What you need to do: Below are some records. Copy every line in them that holds "JSON".

--- start ---

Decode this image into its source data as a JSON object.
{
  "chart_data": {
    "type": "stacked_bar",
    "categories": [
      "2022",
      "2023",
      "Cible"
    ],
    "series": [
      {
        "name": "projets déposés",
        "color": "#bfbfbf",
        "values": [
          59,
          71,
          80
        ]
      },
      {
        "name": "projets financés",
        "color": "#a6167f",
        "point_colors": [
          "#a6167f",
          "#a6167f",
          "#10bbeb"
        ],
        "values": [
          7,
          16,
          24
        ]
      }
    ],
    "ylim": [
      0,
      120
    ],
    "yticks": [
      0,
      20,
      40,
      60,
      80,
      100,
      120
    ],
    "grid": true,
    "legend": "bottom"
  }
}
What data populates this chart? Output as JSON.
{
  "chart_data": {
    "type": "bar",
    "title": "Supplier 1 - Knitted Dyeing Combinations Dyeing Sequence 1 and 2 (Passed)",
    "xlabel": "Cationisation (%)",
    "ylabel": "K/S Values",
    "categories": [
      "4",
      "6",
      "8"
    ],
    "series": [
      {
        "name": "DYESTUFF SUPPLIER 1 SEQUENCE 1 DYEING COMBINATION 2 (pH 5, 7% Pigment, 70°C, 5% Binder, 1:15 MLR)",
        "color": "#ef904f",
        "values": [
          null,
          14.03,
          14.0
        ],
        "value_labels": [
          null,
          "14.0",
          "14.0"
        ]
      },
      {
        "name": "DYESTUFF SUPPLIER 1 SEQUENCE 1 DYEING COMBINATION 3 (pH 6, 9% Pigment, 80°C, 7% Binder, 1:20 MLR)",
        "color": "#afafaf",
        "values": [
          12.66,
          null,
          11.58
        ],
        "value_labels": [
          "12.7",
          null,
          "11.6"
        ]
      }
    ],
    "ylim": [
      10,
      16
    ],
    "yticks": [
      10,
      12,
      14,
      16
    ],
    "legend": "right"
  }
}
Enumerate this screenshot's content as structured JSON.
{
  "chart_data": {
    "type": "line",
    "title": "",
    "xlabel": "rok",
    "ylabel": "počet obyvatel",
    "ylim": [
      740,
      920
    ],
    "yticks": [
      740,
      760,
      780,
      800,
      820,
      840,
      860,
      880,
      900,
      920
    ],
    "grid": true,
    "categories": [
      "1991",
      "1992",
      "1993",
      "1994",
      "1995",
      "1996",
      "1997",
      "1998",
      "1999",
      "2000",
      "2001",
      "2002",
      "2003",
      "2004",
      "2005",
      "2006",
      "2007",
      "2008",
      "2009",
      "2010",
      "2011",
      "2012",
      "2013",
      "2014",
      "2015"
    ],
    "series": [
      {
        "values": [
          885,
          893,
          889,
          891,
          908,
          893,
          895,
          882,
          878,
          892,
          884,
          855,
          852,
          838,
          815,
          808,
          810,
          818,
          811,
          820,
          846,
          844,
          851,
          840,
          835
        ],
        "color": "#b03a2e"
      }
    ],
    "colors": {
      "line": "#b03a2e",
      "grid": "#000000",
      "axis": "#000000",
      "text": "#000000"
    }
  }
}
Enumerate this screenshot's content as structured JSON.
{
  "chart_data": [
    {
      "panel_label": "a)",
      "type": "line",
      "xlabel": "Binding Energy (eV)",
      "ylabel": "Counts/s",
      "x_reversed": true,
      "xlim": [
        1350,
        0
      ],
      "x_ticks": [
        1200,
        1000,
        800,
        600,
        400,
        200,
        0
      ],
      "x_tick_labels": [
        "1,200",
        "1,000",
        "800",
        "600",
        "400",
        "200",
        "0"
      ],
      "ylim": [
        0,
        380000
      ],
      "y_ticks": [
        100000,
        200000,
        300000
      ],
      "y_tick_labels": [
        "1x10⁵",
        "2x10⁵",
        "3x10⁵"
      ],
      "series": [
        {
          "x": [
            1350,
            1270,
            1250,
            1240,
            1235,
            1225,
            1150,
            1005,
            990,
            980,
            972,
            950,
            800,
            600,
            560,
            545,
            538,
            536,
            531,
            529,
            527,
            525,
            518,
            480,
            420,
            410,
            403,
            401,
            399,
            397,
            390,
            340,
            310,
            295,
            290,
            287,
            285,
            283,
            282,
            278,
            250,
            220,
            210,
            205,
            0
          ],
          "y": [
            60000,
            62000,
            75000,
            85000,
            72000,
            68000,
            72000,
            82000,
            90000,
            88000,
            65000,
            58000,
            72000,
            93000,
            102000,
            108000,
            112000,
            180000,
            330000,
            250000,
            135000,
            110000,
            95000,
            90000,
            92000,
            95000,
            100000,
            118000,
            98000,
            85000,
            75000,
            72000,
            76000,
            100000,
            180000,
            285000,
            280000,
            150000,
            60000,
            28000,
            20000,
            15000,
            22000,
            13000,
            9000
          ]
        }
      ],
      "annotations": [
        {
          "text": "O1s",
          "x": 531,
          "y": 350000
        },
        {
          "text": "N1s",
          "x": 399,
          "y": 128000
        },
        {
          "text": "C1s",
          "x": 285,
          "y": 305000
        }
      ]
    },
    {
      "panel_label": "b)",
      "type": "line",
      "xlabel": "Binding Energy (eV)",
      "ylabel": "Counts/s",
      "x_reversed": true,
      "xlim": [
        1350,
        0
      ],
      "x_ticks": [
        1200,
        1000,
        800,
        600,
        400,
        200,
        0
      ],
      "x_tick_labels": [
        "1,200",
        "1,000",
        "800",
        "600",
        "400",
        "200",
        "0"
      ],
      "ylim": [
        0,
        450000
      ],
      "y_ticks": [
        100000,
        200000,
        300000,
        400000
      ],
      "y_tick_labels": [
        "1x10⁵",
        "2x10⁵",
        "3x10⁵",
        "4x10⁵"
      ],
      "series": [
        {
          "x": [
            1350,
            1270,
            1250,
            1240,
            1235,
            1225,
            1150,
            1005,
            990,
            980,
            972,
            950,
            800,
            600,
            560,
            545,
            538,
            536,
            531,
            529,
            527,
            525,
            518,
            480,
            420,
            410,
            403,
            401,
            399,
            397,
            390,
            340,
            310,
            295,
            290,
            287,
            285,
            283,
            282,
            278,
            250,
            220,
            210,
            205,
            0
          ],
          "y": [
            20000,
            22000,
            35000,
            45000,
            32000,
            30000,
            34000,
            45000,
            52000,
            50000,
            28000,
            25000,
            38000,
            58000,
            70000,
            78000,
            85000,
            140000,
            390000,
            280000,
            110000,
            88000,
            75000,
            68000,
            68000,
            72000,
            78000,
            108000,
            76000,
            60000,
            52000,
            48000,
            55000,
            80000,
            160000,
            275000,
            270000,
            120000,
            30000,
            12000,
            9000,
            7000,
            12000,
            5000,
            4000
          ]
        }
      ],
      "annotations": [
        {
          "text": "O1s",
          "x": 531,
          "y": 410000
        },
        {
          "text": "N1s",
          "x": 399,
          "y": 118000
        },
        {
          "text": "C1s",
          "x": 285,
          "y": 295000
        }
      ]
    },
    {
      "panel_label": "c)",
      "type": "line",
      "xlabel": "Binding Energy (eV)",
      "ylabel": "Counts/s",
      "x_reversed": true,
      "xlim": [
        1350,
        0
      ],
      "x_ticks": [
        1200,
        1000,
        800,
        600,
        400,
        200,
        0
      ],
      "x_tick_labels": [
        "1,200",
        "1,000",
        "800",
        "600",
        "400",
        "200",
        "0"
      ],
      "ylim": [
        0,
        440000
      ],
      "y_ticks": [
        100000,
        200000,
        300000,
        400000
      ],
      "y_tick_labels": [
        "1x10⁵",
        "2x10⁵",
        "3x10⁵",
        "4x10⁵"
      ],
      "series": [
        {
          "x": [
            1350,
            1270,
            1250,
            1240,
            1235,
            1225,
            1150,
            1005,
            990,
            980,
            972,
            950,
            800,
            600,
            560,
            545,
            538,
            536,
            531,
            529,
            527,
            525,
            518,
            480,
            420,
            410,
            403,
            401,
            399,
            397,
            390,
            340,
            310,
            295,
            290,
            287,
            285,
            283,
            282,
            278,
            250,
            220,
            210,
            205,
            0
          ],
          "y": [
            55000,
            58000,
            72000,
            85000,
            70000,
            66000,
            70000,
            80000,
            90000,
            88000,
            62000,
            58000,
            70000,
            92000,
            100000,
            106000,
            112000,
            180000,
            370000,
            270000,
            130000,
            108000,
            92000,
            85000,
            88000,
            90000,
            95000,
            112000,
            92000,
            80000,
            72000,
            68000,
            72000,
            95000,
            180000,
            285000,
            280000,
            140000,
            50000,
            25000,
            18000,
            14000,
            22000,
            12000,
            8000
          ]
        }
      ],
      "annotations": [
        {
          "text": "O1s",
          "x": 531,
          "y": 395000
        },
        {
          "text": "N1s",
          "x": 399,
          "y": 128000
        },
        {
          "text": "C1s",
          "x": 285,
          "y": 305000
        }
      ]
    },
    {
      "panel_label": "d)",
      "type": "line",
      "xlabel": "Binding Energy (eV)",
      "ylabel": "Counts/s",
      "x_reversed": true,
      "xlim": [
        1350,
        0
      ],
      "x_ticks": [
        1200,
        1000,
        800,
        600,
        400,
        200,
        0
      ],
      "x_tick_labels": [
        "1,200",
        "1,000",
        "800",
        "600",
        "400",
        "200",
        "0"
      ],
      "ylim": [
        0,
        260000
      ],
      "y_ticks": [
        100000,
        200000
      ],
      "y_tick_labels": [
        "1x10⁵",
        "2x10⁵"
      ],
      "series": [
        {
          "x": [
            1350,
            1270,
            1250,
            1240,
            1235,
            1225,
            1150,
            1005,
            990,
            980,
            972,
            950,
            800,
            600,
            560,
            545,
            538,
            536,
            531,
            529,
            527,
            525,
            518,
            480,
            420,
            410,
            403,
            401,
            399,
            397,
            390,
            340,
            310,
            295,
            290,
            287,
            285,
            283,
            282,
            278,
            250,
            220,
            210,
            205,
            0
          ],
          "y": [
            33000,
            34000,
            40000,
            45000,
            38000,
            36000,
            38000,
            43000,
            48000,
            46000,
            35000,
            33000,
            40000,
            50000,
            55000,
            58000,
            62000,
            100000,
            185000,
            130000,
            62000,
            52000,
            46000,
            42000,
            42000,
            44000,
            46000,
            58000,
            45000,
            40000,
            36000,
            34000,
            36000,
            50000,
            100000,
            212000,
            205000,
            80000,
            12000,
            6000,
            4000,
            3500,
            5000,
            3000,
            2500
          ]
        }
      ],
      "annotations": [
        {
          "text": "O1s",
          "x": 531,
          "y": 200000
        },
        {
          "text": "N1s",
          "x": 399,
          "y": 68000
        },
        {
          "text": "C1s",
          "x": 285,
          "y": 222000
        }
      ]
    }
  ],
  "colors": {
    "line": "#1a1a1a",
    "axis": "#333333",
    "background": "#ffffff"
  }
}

--- end ---

Written answer:
Decode this image into its source data as a JSON object.
What data populates this chart? Output as JSON.
Enumerate this screenshot's content as structured JSON.
Enumerate this screenshot's content as structured JSON.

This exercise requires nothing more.